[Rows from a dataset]
=-=-=-=-=

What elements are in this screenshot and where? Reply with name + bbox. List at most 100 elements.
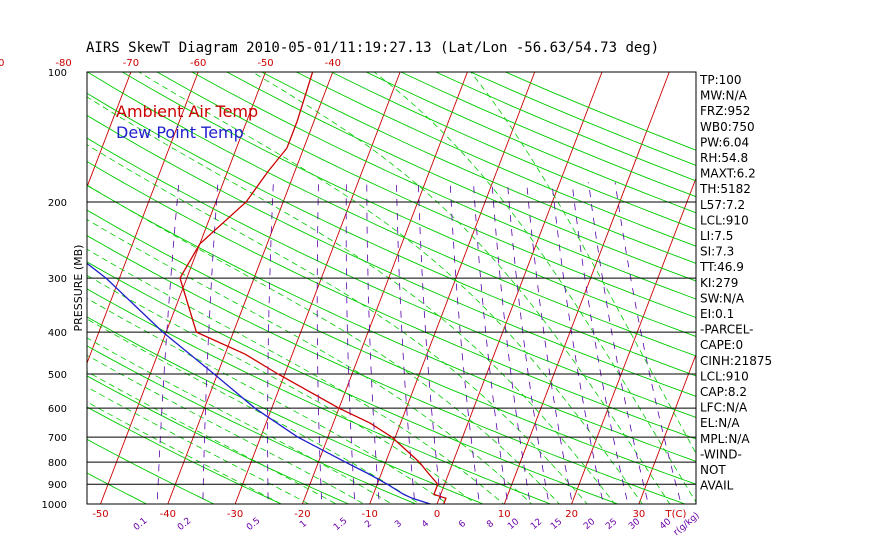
mixing-ratio-label: 3 <box>393 519 404 530</box>
chart-title: AIRS SkewT Diagram 2010-05-01/11:19:27.1… <box>86 40 659 56</box>
pressure-tick-label: 200 <box>48 198 67 209</box>
pressure-tick-label: 900 <box>48 480 67 491</box>
top-tick-label: -50 <box>257 58 273 69</box>
isotherm-line <box>87 72 132 189</box>
bottom-tick-label: -50 <box>92 509 108 520</box>
dry-adiabat-line <box>470 72 696 166</box>
dry-adiabat-line <box>87 406 283 504</box>
index-entry: SI:7.3 <box>700 245 734 259</box>
mixing-ratio-line <box>449 182 480 504</box>
bottom-tick-label: -20 <box>294 509 310 520</box>
index-entry: LCL:910 <box>700 213 749 227</box>
isotherm-line <box>774 72 870 504</box>
index-entry: TT:46.9 <box>699 260 744 274</box>
dewpoint-profile <box>87 262 431 504</box>
dry-adiabat-line <box>331 72 696 230</box>
axis-labels: -120-110-100-90-80-70-60-50-40-50-40-30-… <box>0 58 702 538</box>
top-tick-label: -90 <box>0 58 4 69</box>
dry-adiabat-line <box>87 261 619 504</box>
bottom-tick-label: -30 <box>227 509 243 520</box>
y-axis-label: PRESSURE (MB) <box>72 245 85 332</box>
pressure-tick-label: 300 <box>48 274 67 285</box>
mixing-ratio-label: 6 <box>457 519 468 531</box>
index-entry: MPL:N/A <box>700 432 750 446</box>
pressure-tick-label: 800 <box>48 458 67 469</box>
dry-adiabat-line <box>296 72 696 247</box>
mixing-ratio-label: 8 <box>485 519 496 531</box>
index-entry: KI:279 <box>700 276 738 290</box>
top-tick-label: -60 <box>190 58 206 69</box>
bottom-tick-label: -10 <box>362 509 378 520</box>
index-entry: FRZ:952 <box>700 104 750 118</box>
bottom-tick-label: 10 <box>498 509 511 520</box>
dry-adiabat-line <box>122 72 696 337</box>
index-entry: EL:N/A <box>700 416 740 430</box>
index-entry: TP:100 <box>699 73 742 87</box>
isotherm-line <box>571 177 696 504</box>
isotherm-line <box>638 353 696 504</box>
bottom-tick-label: 20 <box>565 509 578 520</box>
dry-adiabat-line <box>226 72 696 282</box>
mixing-ratio-label: 1 <box>298 519 309 530</box>
moist-adiabat-line <box>87 184 560 504</box>
mixing-ratio-label: 12 <box>529 517 544 532</box>
index-entry: NOT <box>700 463 726 477</box>
moist-adiabat-line <box>87 297 449 504</box>
mixing-ratio-label: 2 <box>363 519 374 530</box>
isotherm-line <box>436 72 603 504</box>
mixing-ratio-line <box>614 182 682 504</box>
index-entry: LI:7.5 <box>700 229 733 243</box>
index-entry: MAXT:6.2 <box>700 167 756 181</box>
legend-item-dewpoint: Dew Point Temp <box>116 123 244 142</box>
index-entry: L57:7.2 <box>700 198 745 212</box>
mixing-ratio-line <box>396 182 416 504</box>
top-tick-label: -80 <box>55 58 71 69</box>
pressure-tick-label: 400 <box>48 328 67 339</box>
index-entry: -WIND- <box>700 447 742 461</box>
mixing-ratio-label: 0.5 <box>245 516 262 533</box>
index-entry: TH:5182 <box>699 182 751 196</box>
temperature-profile <box>179 72 447 504</box>
moist-adiabat-line <box>87 248 505 504</box>
dry-adiabat-line <box>87 184 696 462</box>
dry-adiabat-line <box>156 72 696 319</box>
bottom-tick-label: 0 <box>434 509 440 520</box>
index-entry: LCL:910 <box>700 369 749 383</box>
top-tick-label: -40 <box>325 58 341 69</box>
legend: Ambient Air Temp Dew Point Temp <box>116 102 258 142</box>
dry-adiabat-line <box>87 72 696 357</box>
mixing-ratio-line <box>473 182 509 504</box>
dry-adiabat-line <box>87 160 696 440</box>
pressure-tick-label: 700 <box>48 433 67 444</box>
index-entry: EI:0.1 <box>700 307 734 321</box>
index-entry: CAPE:0 <box>700 338 743 352</box>
dry-adiabat-line <box>87 114 696 397</box>
index-entry: CINH:21875 <box>700 354 772 368</box>
moist-adiabat-line <box>87 144 588 504</box>
top-tick-label: -70 <box>123 58 139 69</box>
index-entry: LFC:N/A <box>700 401 748 415</box>
mixing-ratio-line <box>491 182 531 504</box>
mixing-ratio-label: 1.5 <box>332 516 349 533</box>
index-entry: SW:N/A <box>700 291 745 305</box>
dry-adiabat-line <box>191 72 696 300</box>
mixing-ratio-line <box>156 182 180 504</box>
dry-adiabat-line <box>261 72 696 264</box>
mixing-ratio-label: 25 <box>604 517 619 532</box>
bottom-tick-label: -40 <box>160 509 176 520</box>
isotherm-line <box>841 72 870 504</box>
mixing-ratio-label: 20 <box>582 517 597 532</box>
index-entry: PW:6.04 <box>700 135 749 149</box>
moist-adiabat-line <box>138 72 643 504</box>
moist-adiabat-line <box>374 72 696 503</box>
dry-adiabat-line <box>505 72 696 151</box>
index-entry: -PARCEL- <box>700 323 754 337</box>
bottom-tick-label: 30 <box>633 509 646 520</box>
dry-adiabat-line <box>87 375 350 504</box>
mixing-ratio-line <box>526 182 573 504</box>
dry-adiabat-line <box>87 438 215 504</box>
moist-adiabat-line <box>87 337 393 504</box>
moist-adiabat-line <box>252 72 671 504</box>
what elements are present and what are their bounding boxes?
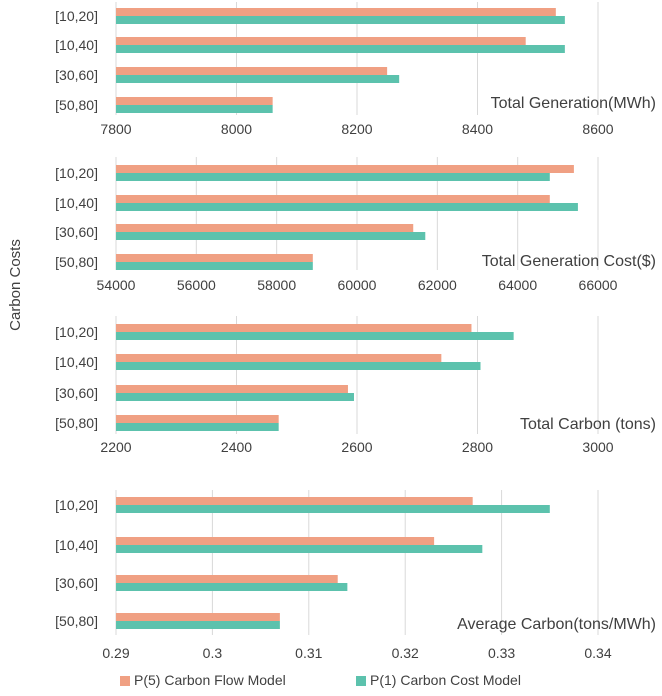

=-=-=-=-=

• **SET EXERCISE**: Rewrite all of the rows above as a numbered list, skipping blank lines and leaving the pictures out.

• **WRITTEN RESPONSE**:
1. What elements are in this screenshot and where? Reply with name + bbox. List at most 100 elements.
2. mixing-ratio-label: 3 <box>393 519 404 530</box>
3. chart-title: AIRS SkewT Diagram 2010-05-01/11:19:27.1… <box>86 40 659 56</box>
4. pressure-tick-label: 200 <box>48 198 67 209</box>
5. pressure-tick-label: 900 <box>48 480 67 491</box>
6. top-tick-label: -50 <box>257 58 273 69</box>
7. isotherm-line <box>87 72 132 189</box>
8. bottom-tick-label: -50 <box>92 509 108 520</box>
9. dry-adiabat-line <box>470 72 696 166</box>
10. dry-adiabat-line <box>87 406 283 504</box>
11. index-entry: SI:7.3 <box>700 245 734 259</box>
12. mixing-ratio-line <box>449 182 480 504</box>
13. bottom-tick-label: -20 <box>294 509 310 520</box>
14. index-entry: LCL:910 <box>700 213 749 227</box>
15. isotherm-line <box>774 72 870 504</box>
16. index-entry: TT:46.9 <box>699 260 744 274</box>
17. dewpoint-profile <box>87 262 431 504</box>
18. dry-adiabat-line <box>331 72 696 230</box>
19. axis-labels: -120-110-100-90-80-70-60-50-40-50-40-30-… <box>0 58 702 538</box>
20. top-tick-label: -90 <box>0 58 4 69</box>
21. dry-adiabat-line <box>87 261 619 504</box>
22. bottom-tick-label: -30 <box>227 509 243 520</box>
23. y-axis-label: PRESSURE (MB) <box>72 245 85 332</box>
24. pressure-tick-label: 300 <box>48 274 67 285</box>
25. mixing-ratio-label: 6 <box>457 519 468 531</box>
26. index-entry: MPL:N/A <box>700 432 750 446</box>
27. pressure-tick-label: 800 <box>48 458 67 469</box>
28. dry-adiabat-line <box>296 72 696 247</box>
29. mixing-ratio-label: 8 <box>485 519 496 531</box>
30. index-entry: KI:279 <box>700 276 738 290</box>
31. top-tick-label: -60 <box>190 58 206 69</box>
32. bottom-tick-label: -10 <box>362 509 378 520</box>
33. index-entry: FRZ:952 <box>700 104 750 118</box>
34. bottom-tick-label: 10 <box>498 509 511 520</box>
35. dry-adiabat-line <box>122 72 696 337</box>
36. index-entry: EL:N/A <box>700 416 740 430</box>
37. index-entry: TP:100 <box>699 73 742 87</box>
38. isotherm-line <box>571 177 696 504</box>
39. isotherm-line <box>638 353 696 504</box>
40. bottom-tick-label: 20 <box>565 509 578 520</box>
41. dry-adiabat-line <box>226 72 696 282</box>
42. mixing-ratio-label: 1 <box>298 519 309 530</box>
43. moist-adiabat-line <box>87 184 560 504</box>
44. mixing-ratio-label: 12 <box>529 517 544 532</box>
45. index-entry: NOT <box>700 463 726 477</box>
46. moist-adiabat-line <box>87 297 449 504</box>
47. mixing-ratio-label: 2 <box>363 519 374 530</box>
48. isotherm-line <box>436 72 603 504</box>
49. mixing-ratio-line <box>614 182 682 504</box>
50. index-entry: LI:7.5 <box>700 229 733 243</box>
51. index-entry: MAXT:6.2 <box>700 167 756 181</box>
52. legend-item-dewpoint: Dew Point Temp <box>116 123 244 142</box>
53. index-entry: L57:7.2 <box>700 198 745 212</box>
54. mixing-ratio-line <box>396 182 416 504</box>
55. top-tick-label: -80 <box>55 58 71 69</box>
56. pressure-tick-label: 400 <box>48 328 67 339</box>
57. index-entry: -WIND- <box>700 447 742 461</box>
58. mixing-ratio-label: 0.5 <box>245 516 262 533</box>
59. index-entry: TH:5182 <box>699 182 751 196</box>
60. temperature-profile <box>179 72 447 504</box>
61. moist-adiabat-line <box>87 248 505 504</box>
62. dry-adiabat-line <box>87 184 696 462</box>
63. dry-adiabat-line <box>156 72 696 319</box>
64. bottom-tick-label: 0 <box>434 509 440 520</box>
65. index-entry: LCL:910 <box>700 369 749 383</box>
66. top-tick-label: -40 <box>325 58 341 69</box>
67. legend: Ambient Air Temp Dew Point Temp <box>116 102 258 142</box>
68. dry-adiabat-line <box>87 72 696 357</box>
69. mixing-ratio-line <box>473 182 509 504</box>
70. dry-adiabat-line <box>87 160 696 440</box>
71. pressure-tick-label: 700 <box>48 433 67 444</box>
72. index-entry: EI:0.1 <box>700 307 734 321</box>
73. index-entry: CAPE:0 <box>700 338 743 352</box>
74. dry-adiabat-line <box>87 114 696 397</box>
75. index-entry: CINH:21875 <box>700 354 772 368</box>
76. moist-adiabat-line <box>87 144 588 504</box>
77. top-tick-label: -70 <box>123 58 139 69</box>
78. index-entry: LFC:N/A <box>700 401 748 415</box>
79. mixing-ratio-line <box>491 182 531 504</box>
80. mixing-ratio-label: 1.5 <box>332 516 349 533</box>
81. index-entry: SW:N/A <box>700 291 745 305</box>
82. dry-adiabat-line <box>191 72 696 300</box>
83. mixing-ratio-line <box>156 182 180 504</box>
84. dry-adiabat-line <box>261 72 696 264</box>
85. mixing-ratio-label: 25 <box>604 517 619 532</box>
86. bottom-tick-label: -40 <box>160 509 176 520</box>
87. isotherm-line <box>841 72 870 504</box>
88. mixing-ratio-label: 20 <box>582 517 597 532</box>
89. index-entry: PW:6.04 <box>700 135 749 149</box>
90. moist-adiabat-line <box>138 72 643 504</box>
91. moist-adiabat-line <box>374 72 696 503</box>
92. dry-adiabat-line <box>505 72 696 151</box>
93. index-entry: -PARCEL- <box>700 323 754 337</box>
94. bottom-tick-label: 30 <box>633 509 646 520</box>
95. dry-adiabat-line <box>87 375 350 504</box>
96. mixing-ratio-line <box>526 182 573 504</box>
97. dry-adiabat-line <box>87 438 215 504</box>
98. moist-adiabat-line <box>87 337 393 504</box>
99. moist-adiabat-line <box>252 72 671 504</box>
100. what elements are present and what are their bounding boxes?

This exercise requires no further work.